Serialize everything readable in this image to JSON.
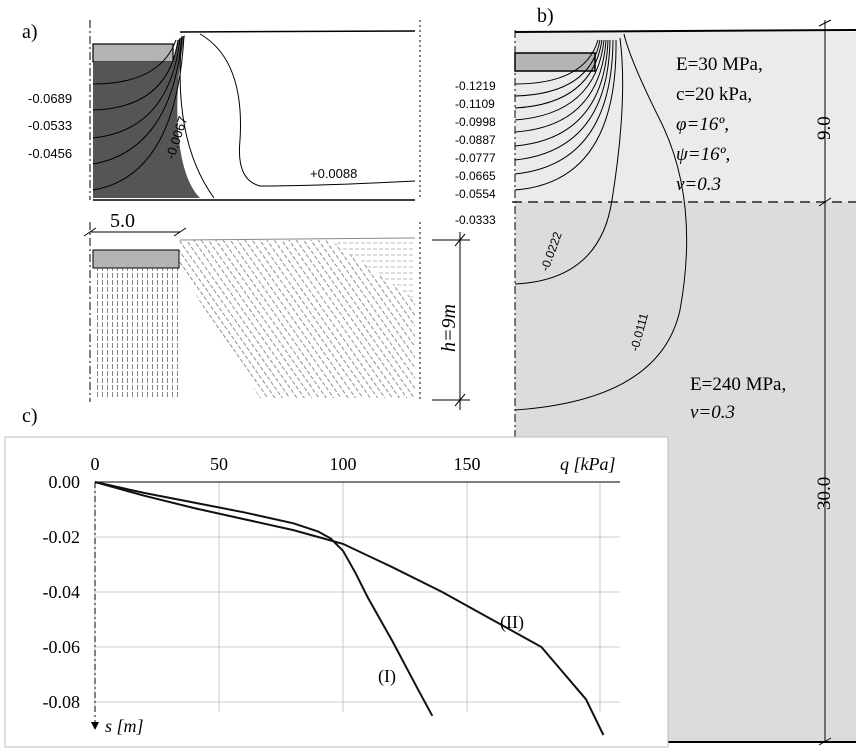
{
  "panel_a": {
    "label": "a)",
    "contour_labels": [
      "-0.0689",
      "-0.0533",
      "-0.0456",
      "-0.0067",
      "+0.0088"
    ],
    "dim_width": "5.0",
    "dim_height": "h=9m"
  },
  "panel_b": {
    "label": "b)",
    "contour_labels": [
      "-0.1219",
      "-0.1109",
      "-0.0998",
      "-0.0887",
      "-0.0777",
      "-0.0665",
      "-0.0554",
      "-0.0333",
      "-0.0222",
      "-0.0111"
    ],
    "layer1": {
      "props": [
        "E=30 MPa,",
        "c=20 kPa,",
        "φ=16º,",
        "ψ=16º,",
        "ν=0.3"
      ],
      "thickness": "9.0",
      "color": "#ebebeb"
    },
    "layer2": {
      "props": [
        "E=240 MPa,",
        "ν=0.3"
      ],
      "thickness": "30.0",
      "color": "#dcdcdc"
    }
  },
  "panel_c": {
    "label": "c)"
  },
  "chart_data": {
    "type": "line",
    "xlabel": "q [kPa]",
    "ylabel": "s [m]",
    "xlim": [
      0,
      200
    ],
    "ylim": [
      -0.09,
      0.0
    ],
    "xticks": [
      0,
      50,
      100,
      150
    ],
    "yticks": [
      0.0,
      -0.02,
      -0.04,
      -0.06,
      -0.08
    ],
    "ytick_labels": [
      "0.00",
      "-0.02",
      "-0.04",
      "-0.06",
      "-0.08"
    ],
    "grid": true,
    "series": [
      {
        "name": "(I)",
        "x": [
          0,
          20,
          40,
          60,
          80,
          90,
          95,
          100,
          105,
          110,
          120,
          130,
          136
        ],
        "y": [
          0.0,
          -0.004,
          -0.0075,
          -0.011,
          -0.015,
          -0.018,
          -0.0205,
          -0.025,
          -0.033,
          -0.042,
          -0.058,
          -0.075,
          -0.085
        ]
      },
      {
        "name": "(II)",
        "x": [
          0,
          20,
          40,
          60,
          80,
          90,
          100,
          120,
          140,
          160,
          180,
          198,
          205
        ],
        "y": [
          0.0,
          -0.005,
          -0.0095,
          -0.0135,
          -0.0175,
          -0.02,
          -0.0225,
          -0.031,
          -0.04,
          -0.05,
          -0.06,
          -0.079,
          -0.092
        ]
      }
    ]
  }
}
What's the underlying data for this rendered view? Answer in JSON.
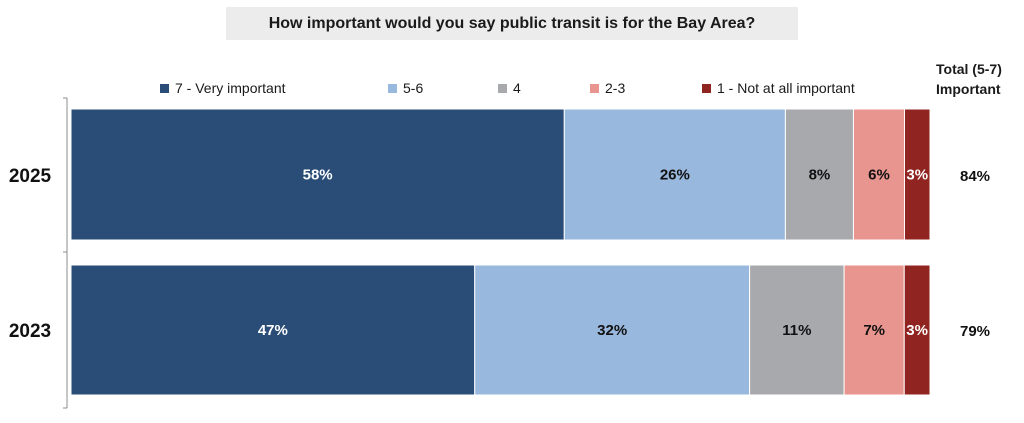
{
  "chart_data": {
    "type": "bar",
    "orientation": "horizontal",
    "stacked": true,
    "title": "How important would you say public transit is for the Bay Area?",
    "categories": [
      "2025",
      "2023"
    ],
    "series": [
      {
        "name": "7 - Very important",
        "color": "#2a4d77",
        "label_color": "#ffffff",
        "values": [
          58,
          47
        ],
        "labels": [
          "58%",
          "47%"
        ]
      },
      {
        "name": "5-6",
        "color": "#99b8de",
        "label_color": "#111111",
        "values": [
          26,
          32
        ],
        "labels": [
          "26%",
          "32%"
        ]
      },
      {
        "name": "4",
        "color": "#a8a9ad",
        "label_color": "#111111",
        "values": [
          8,
          11
        ],
        "labels": [
          "8%",
          "11%"
        ]
      },
      {
        "name": "2-3",
        "color": "#e8948f",
        "label_color": "#111111",
        "values": [
          6,
          7
        ],
        "labels": [
          "6%",
          "7%"
        ]
      },
      {
        "name": "1 - Not at all important",
        "color": "#8f2420",
        "label_color": "#ffffff",
        "values": [
          3,
          3
        ],
        "labels": [
          "3%",
          "3%"
        ]
      }
    ],
    "totals": {
      "header_line1": "Total (5-7)",
      "header_line2": "Important",
      "values": [
        "84%",
        "79%"
      ]
    },
    "xlim": [
      0,
      100
    ],
    "legend_position": "top"
  }
}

————

• WORK INSTRUCTIONS: All of the data above should be transcribed verbatim, with pictures omitted.

• THE RESULT:
Serialize everything readable in this image to JSON.
{
  "panel_a": {
    "label": "a)",
    "contour_labels": [
      "-0.0689",
      "-0.0533",
      "-0.0456",
      "-0.0067",
      "+0.0088"
    ],
    "dim_width": "5.0",
    "dim_height": "h=9m"
  },
  "panel_b": {
    "label": "b)",
    "contour_labels": [
      "-0.1219",
      "-0.1109",
      "-0.0998",
      "-0.0887",
      "-0.0777",
      "-0.0665",
      "-0.0554",
      "-0.0333",
      "-0.0222",
      "-0.0111"
    ],
    "layer1": {
      "props": [
        "E=30 MPa,",
        "c=20 kPa,",
        "φ=16º,",
        "ψ=16º,",
        "ν=0.3"
      ],
      "thickness": "9.0",
      "color": "#ebebeb"
    },
    "layer2": {
      "props": [
        "E=240 MPa,",
        "ν=0.3"
      ],
      "thickness": "30.0",
      "color": "#dcdcdc"
    }
  },
  "panel_c": {
    "label": "c)"
  },
  "chart_data": {
    "type": "line",
    "xlabel": "q [kPa]",
    "ylabel": "s [m]",
    "xlim": [
      0,
      200
    ],
    "ylim": [
      -0.09,
      0.0
    ],
    "xticks": [
      0,
      50,
      100,
      150
    ],
    "yticks": [
      0.0,
      -0.02,
      -0.04,
      -0.06,
      -0.08
    ],
    "ytick_labels": [
      "0.00",
      "-0.02",
      "-0.04",
      "-0.06",
      "-0.08"
    ],
    "grid": true,
    "series": [
      {
        "name": "(I)",
        "x": [
          0,
          20,
          40,
          60,
          80,
          90,
          95,
          100,
          105,
          110,
          120,
          130,
          136
        ],
        "y": [
          0.0,
          -0.004,
          -0.0075,
          -0.011,
          -0.015,
          -0.018,
          -0.0205,
          -0.025,
          -0.033,
          -0.042,
          -0.058,
          -0.075,
          -0.085
        ]
      },
      {
        "name": "(II)",
        "x": [
          0,
          20,
          40,
          60,
          80,
          90,
          100,
          120,
          140,
          160,
          180,
          198,
          205
        ],
        "y": [
          0.0,
          -0.005,
          -0.0095,
          -0.0135,
          -0.0175,
          -0.02,
          -0.0225,
          -0.031,
          -0.04,
          -0.05,
          -0.06,
          -0.079,
          -0.092
        ]
      }
    ]
  }
}
What's the underlying data for this rendered view? Answer in JSON.
{
  "chart_data": {
    "type": "bar",
    "orientation": "horizontal",
    "stacked": true,
    "title": "How important would you say public transit is for the Bay Area?",
    "categories": [
      "2025",
      "2023"
    ],
    "series": [
      {
        "name": "7 - Very important",
        "color": "#2a4d77",
        "label_color": "#ffffff",
        "values": [
          58,
          47
        ],
        "labels": [
          "58%",
          "47%"
        ]
      },
      {
        "name": "5-6",
        "color": "#99b8de",
        "label_color": "#111111",
        "values": [
          26,
          32
        ],
        "labels": [
          "26%",
          "32%"
        ]
      },
      {
        "name": "4",
        "color": "#a8a9ad",
        "label_color": "#111111",
        "values": [
          8,
          11
        ],
        "labels": [
          "8%",
          "11%"
        ]
      },
      {
        "name": "2-3",
        "color": "#e8948f",
        "label_color": "#111111",
        "values": [
          6,
          7
        ],
        "labels": [
          "6%",
          "7%"
        ]
      },
      {
        "name": "1 - Not at all important",
        "color": "#8f2420",
        "label_color": "#ffffff",
        "values": [
          3,
          3
        ],
        "labels": [
          "3%",
          "3%"
        ]
      }
    ],
    "totals": {
      "header_line1": "Total (5-7)",
      "header_line2": "Important",
      "values": [
        "84%",
        "79%"
      ]
    },
    "xlim": [
      0,
      100
    ],
    "legend_position": "top"
  }
}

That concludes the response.